# Data records
= = = =

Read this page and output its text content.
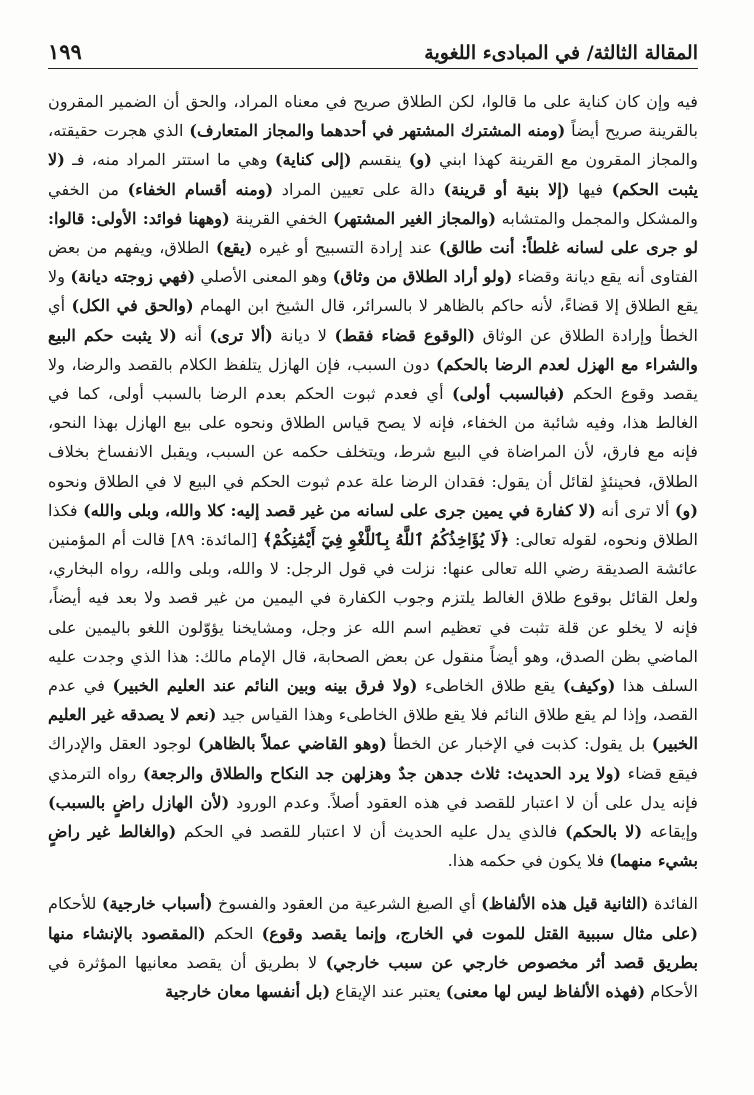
المقالة الثالثة/ في المبادىء اللغوية
١٩٩

فيه وإن كان كناية على ما قالوا، لكن الطلاق صريح في معناه المراد، والحق أن الضمير المقرون بالقرينة صريح أيضاً (ومنه المشترك المشتهر في أحدهما والمجاز المتعارف) الذي هجرت حقيقته، والمجاز المقرون مع القرينة كهذا ابني (و) ينقسم (إلى كناية) وهي ما استتر المراد منه، فـ (لا يثبت الحكم) فيها (إلا بنية أو قرينة) دالة على تعيين المراد (ومنه أقسام الخفاء) من الخفي والمشكل والمجمل والمتشابه (والمجاز الغير المشتهر) الخفي القرينة (وههنا فوائد: الأولى: قالوا: لو جرى على لسانه غلطاً: أنت طالق) عند إرادة التسبيح أو غيره (يقع) الطلاق، ويفهم من بعض الفتاوى أنه يقع ديانة وقضاء (ولو أراد الطلاق من وثاق) وهو المعنى الأصلي (فهي زوجته ديانة) ولا يقع الطلاق إلا قضاءً، لأنه حاكم بالظاهر لا بالسرائر، قال الشيخ ابن الهمام (والحق في الكل) أي الخطأ وإرادة الطلاق عن الوثاق (الوقوع قضاء فقط) لا ديانة (ألا ترى) أنه (لا يثبت حكم البيع والشراء مع الهزل لعدم الرضا بالحكم) دون السبب، فإن الهازل يتلفظ الكلام بالقصد والرضا، ولا يقصد وقوع الحكم (فبالسبب أولى) أي فعدم ثبوت الحكم بعدم الرضا بالسبب أولى، كما في الغالط هذا، وفيه شائبة من الخفاء، فإنه لا يصح قياس الطلاق ونحوه على بيع الهازل بهذا النحو، فإنه مع فارق، لأن المراضاة في البيع شرط، ويتخلف حكمه عن السبب، ويقبل الانفساخ بخلاف الطلاق، فحينئذٍ لقائل أن يقول: فقدان الرضا علة عدم ثبوت الحكم في البيع لا في الطلاق ونحوه (و) ألا ترى أنه (لا كفارة في يمين جرى على لسانه من غير قصد إليه: كلا والله، وبلى والله) فكذا الطلاق ونحوه، لقوله تعالى: ﴿لَا يُؤَاخِذُكُمُ ٱللَّهُ بِٱللَّغْوِ فِيٓ أَيْمَٰنِكُمْ﴾ [المائدة: ٨٩] قالت أم المؤمنين عائشة الصديقة رضي الله تعالى عنها: نزلت في قول الرجل: لا والله، وبلى والله، رواه البخاري، ولعل القائل بوقوع طلاق الغالط يلتزم وجوب الكفارة في اليمين من غير قصد ولا بعد فيه أيضاً، فإنه لا يخلو عن قلة تثبت في تعظيم اسم الله عز وجل، ومشايخنا يؤوّلون اللغو باليمين على الماضي بظن الصدق، وهو أيضاً منقول عن بعض الصحابة، قال الإمام مالك: هذا الذي وجدت عليه السلف هذا (وكيف) يقع طلاق الخاطىء (ولا فرق بينه وبين النائم عند العليم الخبير) في عدم القصد، وإذا لم يقع طلاق النائم فلا يقع طلاق الخاطىء وهذا القياس جيد (نعم لا يصدقه غير العليم الخبير) بل يقول: كذبت في الإخبار عن الخطأ (وهو القاضي عملاً بالظاهر) لوجود العقل والإدراك فيقع قضاء (ولا يرد الحديث: ثلاث جدهن جدٌ وهزلهن جد النكاح والطلاق والرجعة) رواه الترمذي فإنه يدل على أن لا اعتبار للقصد في هذه العقود أصلاً. وعدم الورود (لأن الهازل راضٍ بالسبب) وإيقاعه (لا بالحكم) فالذي يدل عليه الحديث أن لا اعتبار للقصد في الحكم (والغالط غير راضٍ بشيء منهما) فلا يكون في حكمه هذا.

الفائدة (الثانية قيل هذه الألفاظ) أي الصيغ الشرعية من العقود والفسوخ (أسباب خارجية) للأحكام (على مثال سببية القتل للموت في الخارج، وإنما يقصد وقوع) الحكم (المقصود بالإنشاء منها بطريق قصد أثر مخصوص خارجي عن سبب خارجي) لا بطريق أن يقصد معانيها المؤثرة في الأحكام (فهذه الألفاظ ليس لها معنى) يعتبر عند الإيقاع (بل أنفسها معان خارجية
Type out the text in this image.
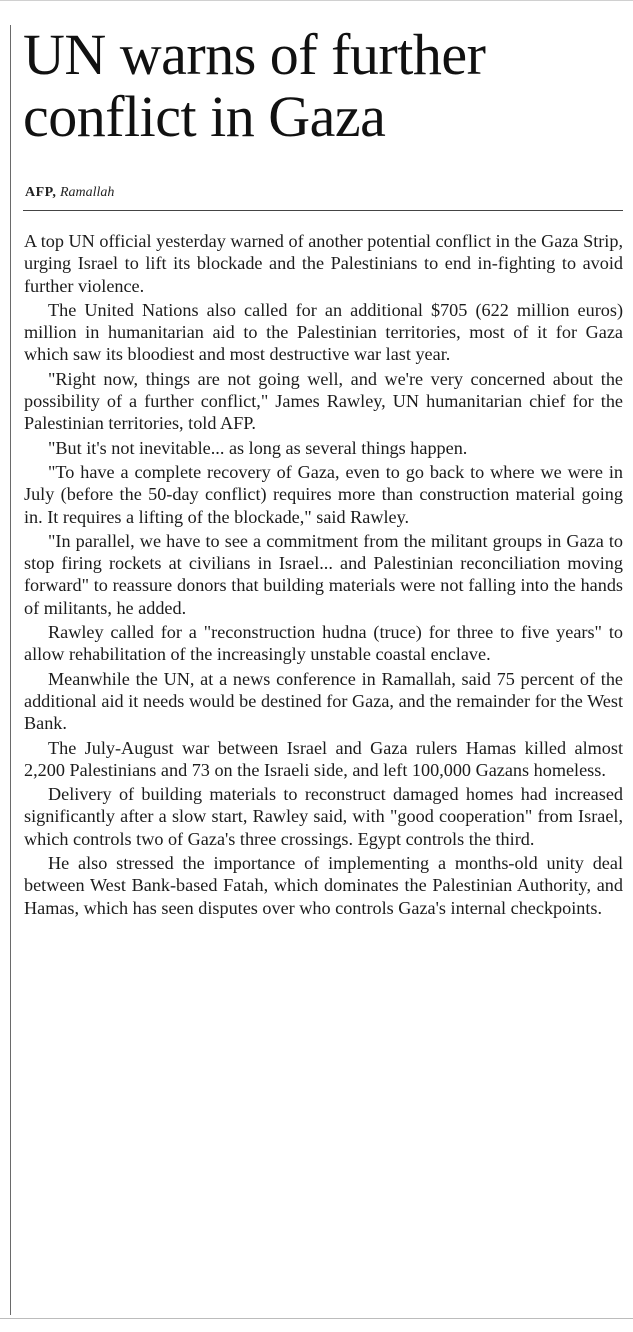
UN warns of further conflict in Gaza
AFP, Ramallah

A top UN official yesterday warned of another potential conflict in the Gaza Strip, urging Israel to lift its blockade and the Palestinians to end in-fighting to avoid further violence.

The United Nations also called for an additional $705 (622 million euros) million in humanitarian aid to the Palestinian territories, most of it for Gaza which saw its bloodiest and most destructive war last year.

"Right now, things are not going well, and we're very concerned about the possibility of a further conflict," James Rawley, UN humanitarian chief for the Palestinian territories, told AFP.

"But it's not inevitable... as long as several things happen.

"To have a complete recovery of Gaza, even to go back to where we were in July (before the 50-day conflict) requires more than construction material going in. It requires a lifting of the blockade," said Rawley.

"In parallel, we have to see a commitment from the militant groups in Gaza to stop firing rockets at civilians in Israel... and Palestinian reconciliation moving forward" to reassure donors that building materials were not falling into the hands of militants, he added.

Rawley called for a "reconstruction hudna (truce) for three to five years" to allow rehabilitation of the increasingly unstable coastal enclave.

Meanwhile the UN, at a news conference in Ramallah, said 75 percent of the additional aid it needs would be destined for Gaza, and the remainder for the West Bank.

The July-August war between Israel and Gaza rulers Hamas killed almost 2,200 Palestinians and 73 on the Israeli side, and left 100,000 Gazans homeless.

Delivery of building materials to reconstruct damaged homes had increased significantly after a slow start, Rawley said, with "good cooperation" from Israel, which controls two of Gaza's three crossings. Egypt controls the third.

He also stressed the importance of implementing a months-old unity deal between West Bank-based Fatah, which dominates the Palestinian Authority, and Hamas, which has seen disputes over who controls Gaza's internal checkpoints.
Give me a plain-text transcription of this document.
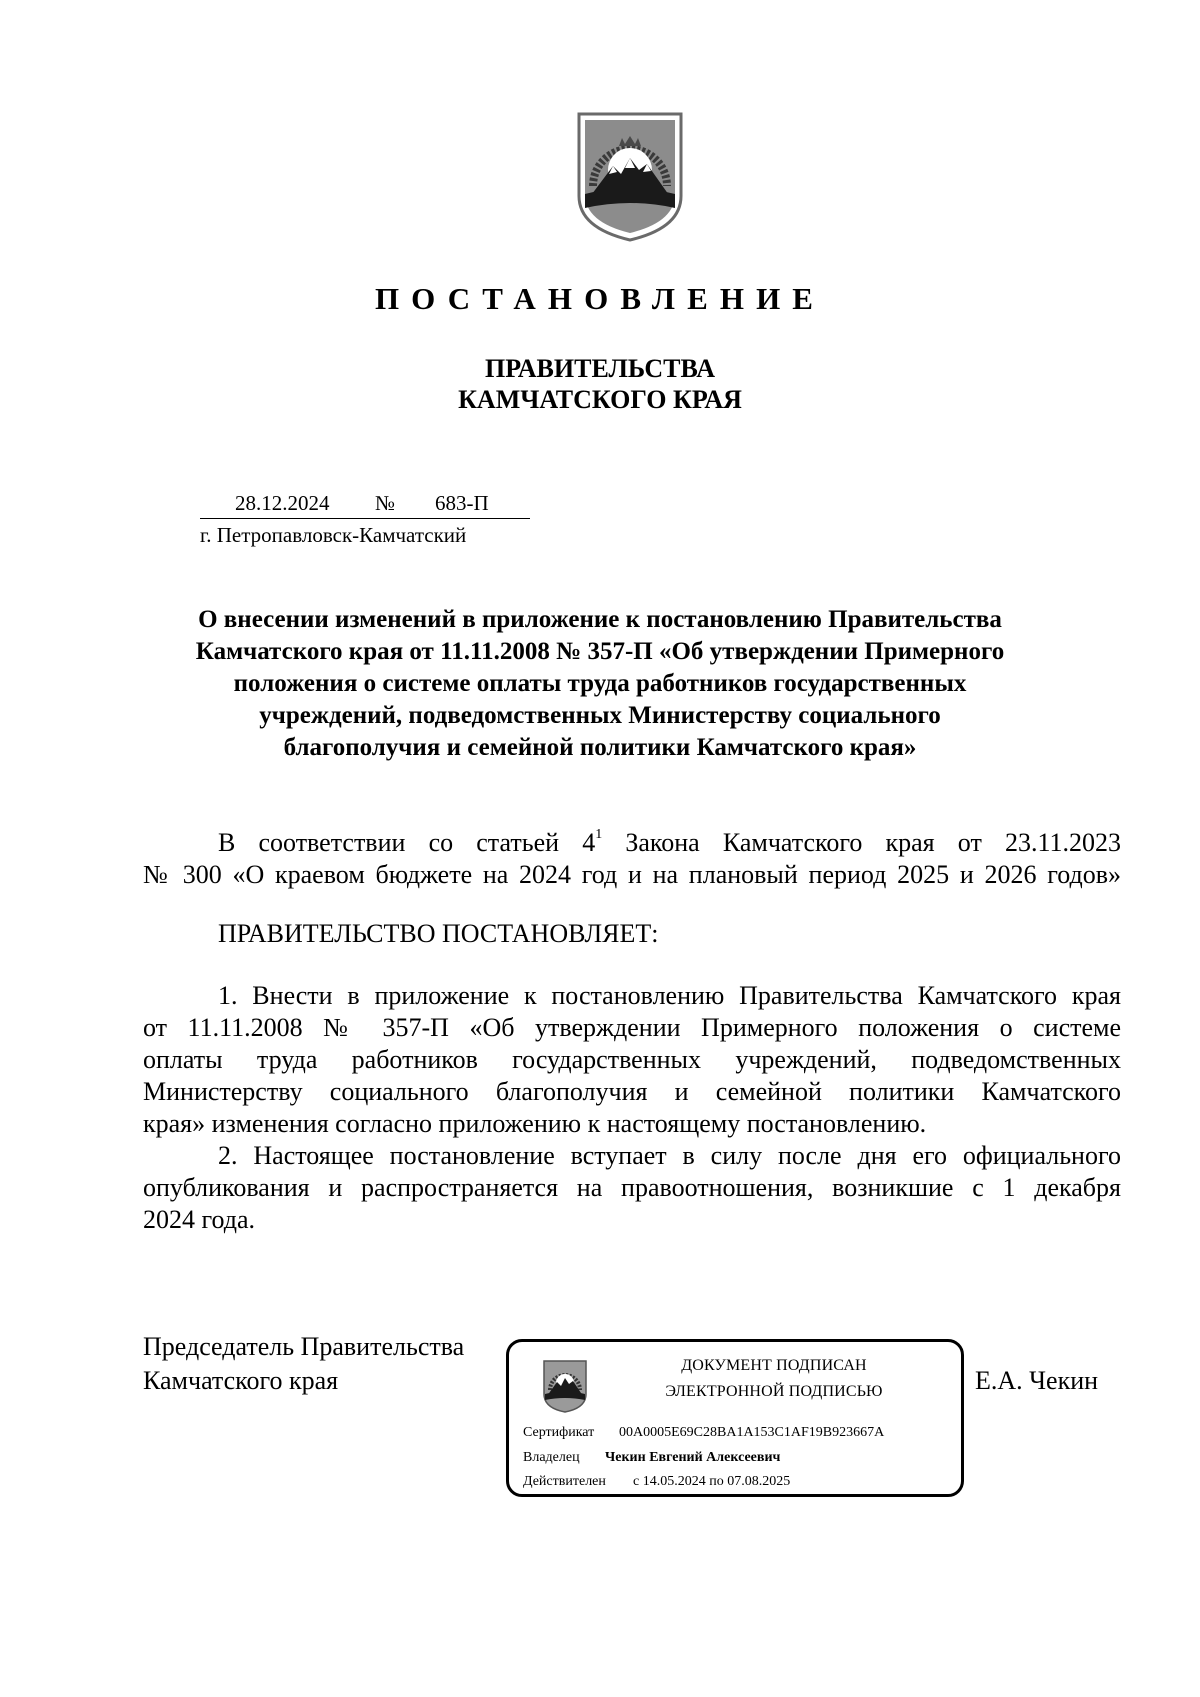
ПОСТАНОВЛЕНИЕ
ПРАВИТЕЛЬСТВА
КАМЧАТСКОГО КРАЯ
28.12.2024 № 683-П
г. Петропавловск-Камчатский
О внесении изменений в приложение к постановлению Правительства
Камчатского края от 11.11.2008 № 357-П «Об утверждении Примерного
положения о системе оплаты труда работников государственных
учреждений, подведомственных Министерству социального
благополучия и семейной политики Камчатского края»
В соответствии со статьей $4^1$ Закона Камчатского края от 23.11.2023
№ 300 «О краевом бюджете на 2024 год и на плановый период 2025 и 2026 годов»
ПРАВИТЕЛЬСТВО ПОСТАНОВЛЯЕТ:
1. Внести в приложение к постановлению Правительства Камчатского края
от 11.11.2008 № 357-П «Об утверждении Примерного положения о системе
оплаты труда работников государственных учреждений, подведомственных
Министерству социального благополучия и семейной политики Камчатского
края» изменения согласно приложению к настоящему постановлению.
2. Настоящее постановление вступает в силу после дня его официального
опубликования и распространяется на правоотношения, возникшие с 1 декабря
2024 года.
Председатель Правительства
Камчатского края
ДОКУМЕНТ ПОДПИСАН
ЭЛЕКТРОННОЙ ПОДПИСЬЮ
Сертификат 00A0005E69C28BA1A153C1AF19B923667A
Владелец Чекин Евгений Алексеевич
Действителен с 14.05.2024 по 07.08.2025
Е.А. Чекин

= = = =

Keep the pictures out of the copy and return the rest of the data above exactly.

# ANSWER TO THIS PROBLEM
Read this page and output its text content.
المقالة الثالثة/ في المبادىء اللغوية
١٩٩

فيه وإن كان كناية على ما قالوا، لكن الطلاق صريح في معناه المراد، والحق أن الضمير المقرون بالقرينة صريح أيضاً (ومنه المشترك المشتهر في أحدهما والمجاز المتعارف) الذي هجرت حقيقته، والمجاز المقرون مع القرينة كهذا ابني (و) ينقسم (إلى كناية) وهي ما استتر المراد منه، فـ (لا يثبت الحكم) فيها (إلا بنية أو قرينة) دالة على تعيين المراد (ومنه أقسام الخفاء) من الخفي والمشكل والمجمل والمتشابه (والمجاز الغير المشتهر) الخفي القرينة (وههنا فوائد: الأولى: قالوا: لو جرى على لسانه غلطاً: أنت طالق) عند إرادة التسبيح أو غيره (يقع) الطلاق، ويفهم من بعض الفتاوى أنه يقع ديانة وقضاء (ولو أراد الطلاق من وثاق) وهو المعنى الأصلي (فهي زوجته ديانة) ولا يقع الطلاق إلا قضاءً، لأنه حاكم بالظاهر لا بالسرائر، قال الشيخ ابن الهمام (والحق في الكل) أي الخطأ وإرادة الطلاق عن الوثاق (الوقوع قضاء فقط) لا ديانة (ألا ترى) أنه (لا يثبت حكم البيع والشراء مع الهزل لعدم الرضا بالحكم) دون السبب، فإن الهازل يتلفظ الكلام بالقصد والرضا، ولا يقصد وقوع الحكم (فبالسبب أولى) أي فعدم ثبوت الحكم بعدم الرضا بالسبب أولى، كما في الغالط هذا، وفيه شائبة من الخفاء، فإنه لا يصح قياس الطلاق ونحوه على بيع الهازل بهذا النحو، فإنه مع فارق، لأن المراضاة في البيع شرط، ويتخلف حكمه عن السبب، ويقبل الانفساخ بخلاف الطلاق، فحينئذٍ لقائل أن يقول: فقدان الرضا علة عدم ثبوت الحكم في البيع لا في الطلاق ونحوه (و) ألا ترى أنه (لا كفارة في يمين جرى على لسانه من غير قصد إليه: كلا والله، وبلى والله) فكذا الطلاق ونحوه، لقوله تعالى: ﴿لَا يُؤَاخِذُكُمُ ٱللَّهُ بِٱللَّغْوِ فِيٓ أَيْمَٰنِكُمْ﴾ [المائدة: ٨٩] قالت أم المؤمنين عائشة الصديقة رضي الله تعالى عنها: نزلت في قول الرجل: لا والله، وبلى والله، رواه البخاري، ولعل القائل بوقوع طلاق الغالط يلتزم وجوب الكفارة في اليمين من غير قصد ولا بعد فيه أيضاً، فإنه لا يخلو عن قلة تثبت في تعظيم اسم الله عز وجل، ومشايخنا يؤوّلون اللغو باليمين على الماضي بظن الصدق، وهو أيضاً منقول عن بعض الصحابة، قال الإمام مالك: هذا الذي وجدت عليه السلف هذا (وكيف) يقع طلاق الخاطىء (ولا فرق بينه وبين النائم عند العليم الخبير) في عدم القصد، وإذا لم يقع طلاق النائم فلا يقع طلاق الخاطىء وهذا القياس جيد (نعم لا يصدقه غير العليم الخبير) بل يقول: كذبت في الإخبار عن الخطأ (وهو القاضي عملاً بالظاهر) لوجود العقل والإدراك فيقع قضاء (ولا يرد الحديث: ثلاث جدهن جدٌ وهزلهن جد النكاح والطلاق والرجعة) رواه الترمذي فإنه يدل على أن لا اعتبار للقصد في هذه العقود أصلاً. وعدم الورود (لأن الهازل راضٍ بالسبب) وإيقاعه (لا بالحكم) فالذي يدل عليه الحديث أن لا اعتبار للقصد في الحكم (والغالط غير راضٍ بشيء منهما) فلا يكون في حكمه هذا.

الفائدة (الثانية قيل هذه الألفاظ) أي الصيغ الشرعية من العقود والفسوخ (أسباب خارجية) للأحكام (على مثال سببية القتل للموت في الخارج، وإنما يقصد وقوع) الحكم (المقصود بالإنشاء منها بطريق قصد أثر مخصوص خارجي عن سبب خارجي) لا بطريق أن يقصد معانيها المؤثرة في الأحكام (فهذه الألفاظ ليس لها معنى) يعتبر عند الإيقاع (بل أنفسها معان خارجية
Type out the text in this image.
UN warns of further conflict in Gaza
AFP, Ramallah

A top UN official yesterday warned of another potential conflict in the Gaza Strip, urging Israel to lift its blockade and the Palestinians to end in-fighting to avoid further violence.

The United Nations also called for an additional $705 (622 million euros) million in humanitarian aid to the Palestinian territories, most of it for Gaza which saw its bloodiest and most destructive war last year.

"Right now, things are not going well, and we're very concerned about the possibility of a further conflict," James Rawley, UN humanitarian chief for the Palestinian territories, told AFP.

"But it's not inevitable... as long as several things happen.

"To have a complete recovery of Gaza, even to go back to where we were in July (before the 50-day conflict) requires more than construction material going in. It requires a lifting of the blockade," said Rawley.

"In parallel, we have to see a commitment from the militant groups in Gaza to stop firing rockets at civilians in Israel... and Palestinian reconciliation moving forward" to reassure donors that building materials were not falling into the hands of militants, he added.

Rawley called for a "reconstruction hudna (truce) for three to five years" to allow rehabilitation of the increasingly unstable coastal enclave.

Meanwhile the UN, at a news conference in Ramallah, said 75 percent of the additional aid it needs would be destined for Gaza, and the remainder for the West Bank.

The July-August war between Israel and Gaza rulers Hamas killed almost 2,200 Palestinians and 73 on the Israeli side, and left 100,000 Gazans homeless.

Delivery of building materials to reconstruct damaged homes had increased significantly after a slow start, Rawley said, with "good cooperation" from Israel, which controls two of Gaza's three crossings. Egypt controls the third.

He also stressed the importance of implementing a months-old unity deal between West Bank-based Fatah, which dominates the Palestinian Authority, and Hamas, which has seen disputes over who controls Gaza's internal checkpoints.
Give me a plain-text transcription of this document.
ПОСТАНОВЛЕНИЕ
ПРАВИТЕЛЬСТВА
КАМЧАТСКОГО КРАЯ
28.12.2024 № 683-П
г. Петропавловск-Камчатский
О внесении изменений в приложение к постановлению Правительства
Камчатского края от 11.11.2008 № 357-П «Об утверждении Примерного
положения о системе оплаты труда работников государственных
учреждений, подведомственных Министерству социального
благополучия и семейной политики Камчатского края»
В соответствии со статьей $4^1$ Закона Камчатского края от 23.11.2023
№ 300 «О краевом бюджете на 2024 год и на плановый период 2025 и 2026 годов»
ПРАВИТЕЛЬСТВО ПОСТАНОВЛЯЕТ:
1. Внести в приложение к постановлению Правительства Камчатского края
от 11.11.2008 № 357-П «Об утверждении Примерного положения о системе
оплаты труда работников государственных учреждений, подведомственных
Министерству социального благополучия и семейной политики Камчатского
края» изменения согласно приложению к настоящему постановлению.
2. Настоящее постановление вступает в силу после дня его официального
опубликования и распространяется на правоотношения, возникшие с 1 декабря
2024 года.
Председатель Правительства
Камчатского края
ДОКУМЕНТ ПОДПИСАН
ЭЛЕКТРОННОЙ ПОДПИСЬЮ
Сертификат 00A0005E69C28BA1A153C1AF19B923667A
Владелец Чекин Евгений Алексеевич
Действителен с 14.05.2024 по 07.08.2025
Е.А. Чекин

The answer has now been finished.